Data excerpts
==============================

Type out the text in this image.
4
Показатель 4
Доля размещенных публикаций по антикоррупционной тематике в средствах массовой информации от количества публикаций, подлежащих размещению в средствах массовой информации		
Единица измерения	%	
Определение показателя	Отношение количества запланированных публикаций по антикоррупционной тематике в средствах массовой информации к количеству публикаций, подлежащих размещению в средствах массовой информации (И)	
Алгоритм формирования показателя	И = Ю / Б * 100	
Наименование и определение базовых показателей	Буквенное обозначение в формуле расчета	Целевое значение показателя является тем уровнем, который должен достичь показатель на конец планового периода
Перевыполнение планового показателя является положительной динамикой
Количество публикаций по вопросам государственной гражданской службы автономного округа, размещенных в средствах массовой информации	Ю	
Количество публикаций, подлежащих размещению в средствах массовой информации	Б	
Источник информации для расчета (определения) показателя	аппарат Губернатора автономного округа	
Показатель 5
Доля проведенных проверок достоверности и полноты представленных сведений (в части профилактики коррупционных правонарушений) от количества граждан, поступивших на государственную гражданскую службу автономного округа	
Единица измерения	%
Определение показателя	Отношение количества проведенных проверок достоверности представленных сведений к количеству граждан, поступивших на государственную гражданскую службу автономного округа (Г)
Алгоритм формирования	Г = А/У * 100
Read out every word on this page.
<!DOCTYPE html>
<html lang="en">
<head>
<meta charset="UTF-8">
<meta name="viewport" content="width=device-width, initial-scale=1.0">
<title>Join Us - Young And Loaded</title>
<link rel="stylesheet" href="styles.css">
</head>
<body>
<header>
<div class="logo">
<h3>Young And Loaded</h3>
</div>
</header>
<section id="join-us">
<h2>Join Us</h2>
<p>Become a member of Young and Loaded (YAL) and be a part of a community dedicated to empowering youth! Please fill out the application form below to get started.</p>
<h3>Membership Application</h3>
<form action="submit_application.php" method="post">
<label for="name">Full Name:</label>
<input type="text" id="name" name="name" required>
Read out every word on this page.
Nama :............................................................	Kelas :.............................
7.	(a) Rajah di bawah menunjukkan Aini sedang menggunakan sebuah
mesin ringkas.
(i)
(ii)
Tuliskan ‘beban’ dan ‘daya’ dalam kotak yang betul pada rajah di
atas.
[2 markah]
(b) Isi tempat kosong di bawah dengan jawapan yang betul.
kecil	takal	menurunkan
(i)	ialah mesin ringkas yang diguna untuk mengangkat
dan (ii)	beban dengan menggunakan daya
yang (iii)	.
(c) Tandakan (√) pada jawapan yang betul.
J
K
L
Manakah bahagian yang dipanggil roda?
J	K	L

==============================

**EXERCISE GOAL:**
Reproduce the entries above in full by retyping them exactly.

**OUTPUT OF THE TASK:**
Type out the text in this image.
4
Показатель 4
Доля размещенных публикаций по антикоррупционной тематике в средствах массовой информации от количества публикаций, подлежащих размещению в средствах массовой информации		
Единица измерения	%	
Определение показателя	Отношение количества запланированных публикаций по антикоррупционной тематике в средствах массовой информации к количеству публикаций, подлежащих размещению в средствах массовой информации (И)	
Алгоритм формирования показателя	И = Ю / Б * 100	
Наименование и определение базовых показателей	Буквенное обозначение в формуле расчета	Целевое значение показателя является тем уровнем, который должен достичь показатель на конец планового периода
Перевыполнение планового показателя является положительной динамикой
Количество публикаций по вопросам государственной гражданской службы автономного округа, размещенных в средствах массовой информации	Ю	
Количество публикаций, подлежащих размещению в средствах массовой информации	Б	
Источник информации для расчета (определения) показателя	аппарат Губернатора автономного округа	
Показатель 5
Доля проведенных проверок достоверности и полноты представленных сведений (в части профилактики коррупционных правонарушений) от количества граждан, поступивших на государственную гражданскую службу автономного округа	
Единица измерения	%
Определение показателя	Отношение количества проведенных проверок достоверности представленных сведений к количеству граждан, поступивших на государственную гражданскую службу автономного округа (Г)
Алгоритм формирования	Г = А/У * 100
Read out every word on this page.
<!DOCTYPE html>
<html lang="en">
<head>
<meta charset="UTF-8">
<meta name="viewport" content="width=device-width, initial-scale=1.0">
<title>Join Us - Young And Loaded</title>
<link rel="stylesheet" href="styles.css">
</head>
<body>
<header>
<div class="logo">
<h3>Young And Loaded</h3>
</div>
</header>
<section id="join-us">
<h2>Join Us</h2>
<p>Become a member of Young and Loaded (YAL) and be a part of a community dedicated to empowering youth! Please fill out the application form below to get started.</p>
<h3>Membership Application</h3>
<form action="submit_application.php" method="post">
<label for="name">Full Name:</label>
<input type="text" id="name" name="name" required>
Read out every word on this page.
Nama :............................................................	Kelas :.............................
7.	(a) Rajah di bawah menunjukkan Aini sedang menggunakan sebuah
mesin ringkas.
(i)
(ii)
Tuliskan ‘beban’ dan ‘daya’ dalam kotak yang betul pada rajah di
atas.
[2 markah]
(b) Isi tempat kosong di bawah dengan jawapan yang betul.
kecil	takal	menurunkan
(i)	ialah mesin ringkas yang diguna untuk mengangkat
dan (ii)	beban dengan menggunakan daya
yang (iii)	.
(c) Tandakan (√) pada jawapan yang betul.
J
K
L
Manakah bahagian yang dipanggil roda?
J	K	L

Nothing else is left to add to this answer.